**Written task**
For this exercise, copy out each line of the material below that includes "JSON".
++++++++++
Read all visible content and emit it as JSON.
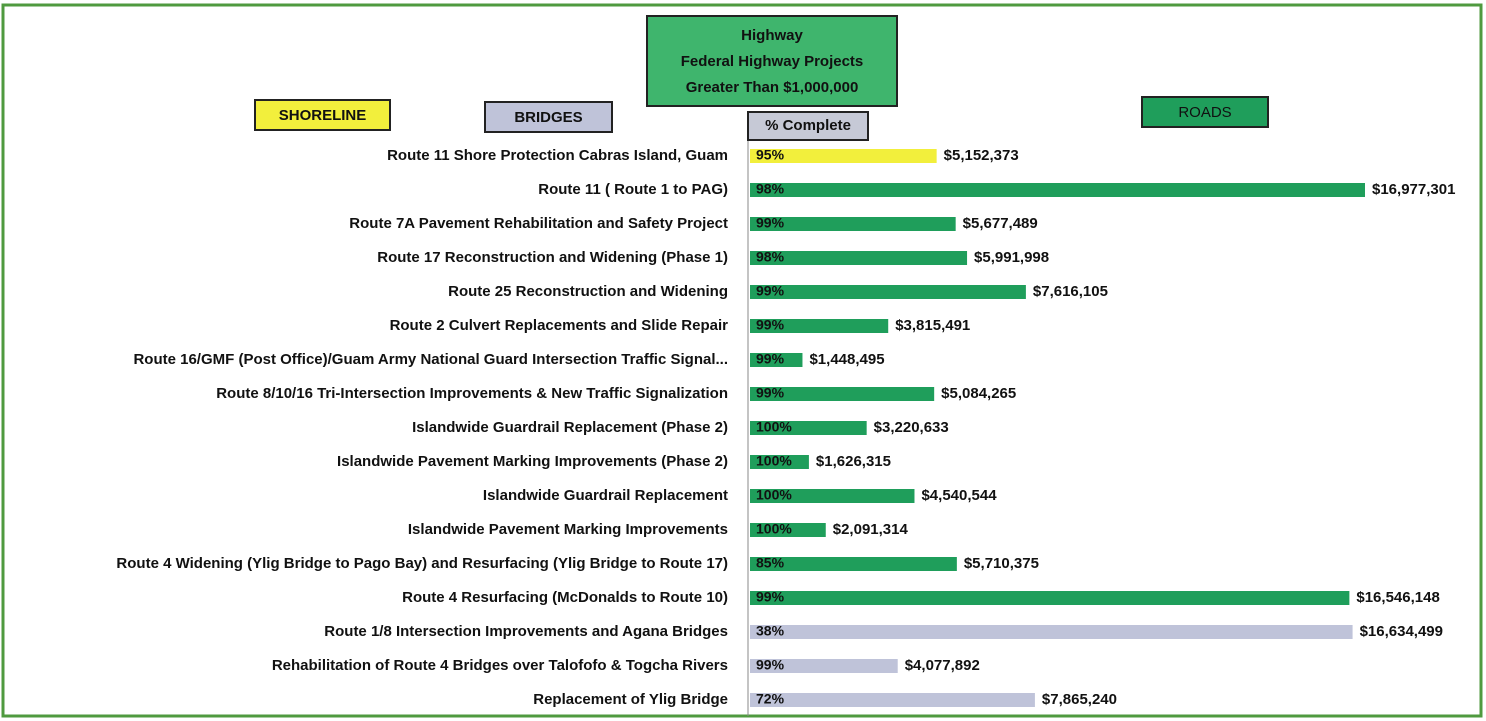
{
  "chart_data": {
    "type": "hbar",
    "title": [
      "Highway",
      "Federal Highway Projects",
      "Greater Than $1,000,000"
    ],
    "legend": [
      {
        "name": "SHORELINE",
        "color": "#f2ef3c"
      },
      {
        "name": "BRIDGES",
        "color": "#bfc3d9"
      },
      {
        "name": "ROADS",
        "color": "#1f9e5b"
      }
    ],
    "percent_header": "% Complete",
    "categories": [
      "Route 11 Shore Protection Cabras Island, Guam",
      "Route 11 ( Route 1 to PAG)",
      "Route 7A Pavement Rehabilitation and Safety Project",
      "Route 17 Reconstruction and Widening (Phase 1)",
      "Route 25 Reconstruction and Widening",
      "Route 2 Culvert Replacements and Slide Repair",
      "Route 16/GMF (Post Office)/Guam Army National Guard Intersection Traffic Signal...",
      "Route 8/10/16 Tri-Intersection Improvements & New Traffic Signalization",
      "Islandwide Guardrail Replacement (Phase 2)",
      "Islandwide Pavement Marking Improvements (Phase 2)",
      "Islandwide Guardrail Replacement",
      "Islandwide Pavement Marking Improvements",
      "Route 4 Widening (Ylig Bridge to Pago Bay) and Resurfacing (Ylig Bridge to Route 17)",
      "Route 4 Resurfacing (McDonalds to Route 10)",
      "Route 1/8 Intersection Improvements and Agana Bridges",
      "Rehabilitation of Route 4 Bridges over Talofofo & Togcha Rivers",
      "Replacement of Ylig Bridge"
    ],
    "values": [
      5152373,
      16977301,
      5677489,
      5991998,
      7616105,
      3815491,
      1448495,
      5084265,
      3220633,
      1626315,
      4540544,
      2091314,
      5710375,
      16546148,
      16634499,
      4077892,
      7865240
    ],
    "value_labels": [
      "$5,152,373",
      "$16,977,301",
      "$5,677,489",
      "$5,991,998",
      "$7,616,105",
      "$3,815,491",
      "$1,448,495",
      "$5,084,265",
      "$3,220,633",
      "$1,626,315",
      "$4,540,544",
      "$2,091,314",
      "$5,710,375",
      "$16,546,148",
      "$16,634,499",
      "$4,077,892",
      "$7,865,240"
    ],
    "colors": [
      "#f2ef3c",
      "#1f9e5b",
      "#1f9e5b",
      "#1f9e5b",
      "#1f9e5b",
      "#1f9e5b",
      "#1f9e5b",
      "#1f9e5b",
      "#1f9e5b",
      "#1f9e5b",
      "#1f9e5b",
      "#1f9e5b",
      "#1f9e5b",
      "#1f9e5b",
      "#bfc3d9",
      "#bfc3d9",
      "#bfc3d9"
    ],
    "percent_complete": {
      "values": [
        95,
        98,
        99,
        98,
        99,
        99,
        99,
        99,
        100,
        100,
        100,
        100,
        85,
        99,
        38,
        99,
        72
      ],
      "labels": [
        "95%",
        "98%",
        "99%",
        "98%",
        "99%",
        "99%",
        "99%",
        "99%",
        "100%",
        "100%",
        "100%",
        "100%",
        "85%",
        "99%",
        "38%",
        "99%",
        "72%"
      ]
    }
  }
}
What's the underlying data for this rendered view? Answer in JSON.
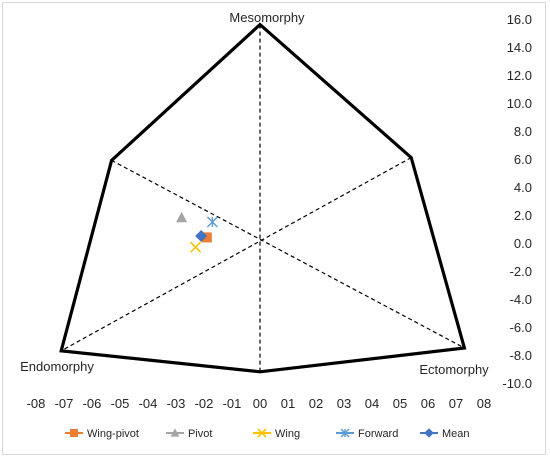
{
  "chart_data": {
    "type": "scatter",
    "title": "",
    "vertex_labels": {
      "top": "Mesomorphy",
      "left": "Endomorphy",
      "right": "Ectomorphy"
    },
    "x_ticks": [
      "-08",
      "-07",
      "-06",
      "-05",
      "-04",
      "-03",
      "-02",
      "-01",
      "00",
      "01",
      "02",
      "03",
      "04",
      "05",
      "06",
      "07",
      "08"
    ],
    "y_ticks": [
      "16.0",
      "14.0",
      "12.0",
      "10.0",
      "8.0",
      "6.0",
      "4.0",
      "2.0",
      "0.0",
      "-2.0",
      "-4.0",
      "-6.0",
      "-8.0",
      "-10.0"
    ],
    "xlim": [
      -8,
      8
    ],
    "ylim": [
      -10,
      16
    ],
    "somatochart_outline": [
      {
        "x": 0,
        "y": 15.6
      },
      {
        "x": 5.4,
        "y": 6.1
      },
      {
        "x": 7.3,
        "y": -7.5
      },
      {
        "x": 0,
        "y": -9.2
      },
      {
        "x": -7.1,
        "y": -7.7
      },
      {
        "x": -5.3,
        "y": 5.9
      }
    ],
    "reference_lines": [
      {
        "x1": 0,
        "y1": 15.6,
        "x2": 0,
        "y2": -9.2
      },
      {
        "x1": -5.3,
        "y1": 5.9,
        "x2": 7.3,
        "y2": -7.5
      },
      {
        "x1": 5.4,
        "y1": 6.1,
        "x2": -7.1,
        "y2": -7.7
      }
    ],
    "series": [
      {
        "name": "Wing-pivot",
        "color": "#ED7D31",
        "marker": "square",
        "x": -1.9,
        "y": 0.4
      },
      {
        "name": "Pivot",
        "color": "#A5A5A5",
        "marker": "triangle",
        "x": -2.8,
        "y": 1.8
      },
      {
        "name": "Wing",
        "color": "#FFC000",
        "marker": "x",
        "x": -2.3,
        "y": -0.3
      },
      {
        "name": "Forward",
        "color": "#5B9BD5",
        "marker": "star",
        "x": -1.7,
        "y": 1.5
      },
      {
        "name": "Mean",
        "color": "#4472C4",
        "marker": "diamond",
        "x": -2.1,
        "y": 0.5
      }
    ]
  }
}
++++++++++
**Result for this task**
Read all visible content and emit it as JSON.
What's the underlying data for this rendered view? Answer in JSON.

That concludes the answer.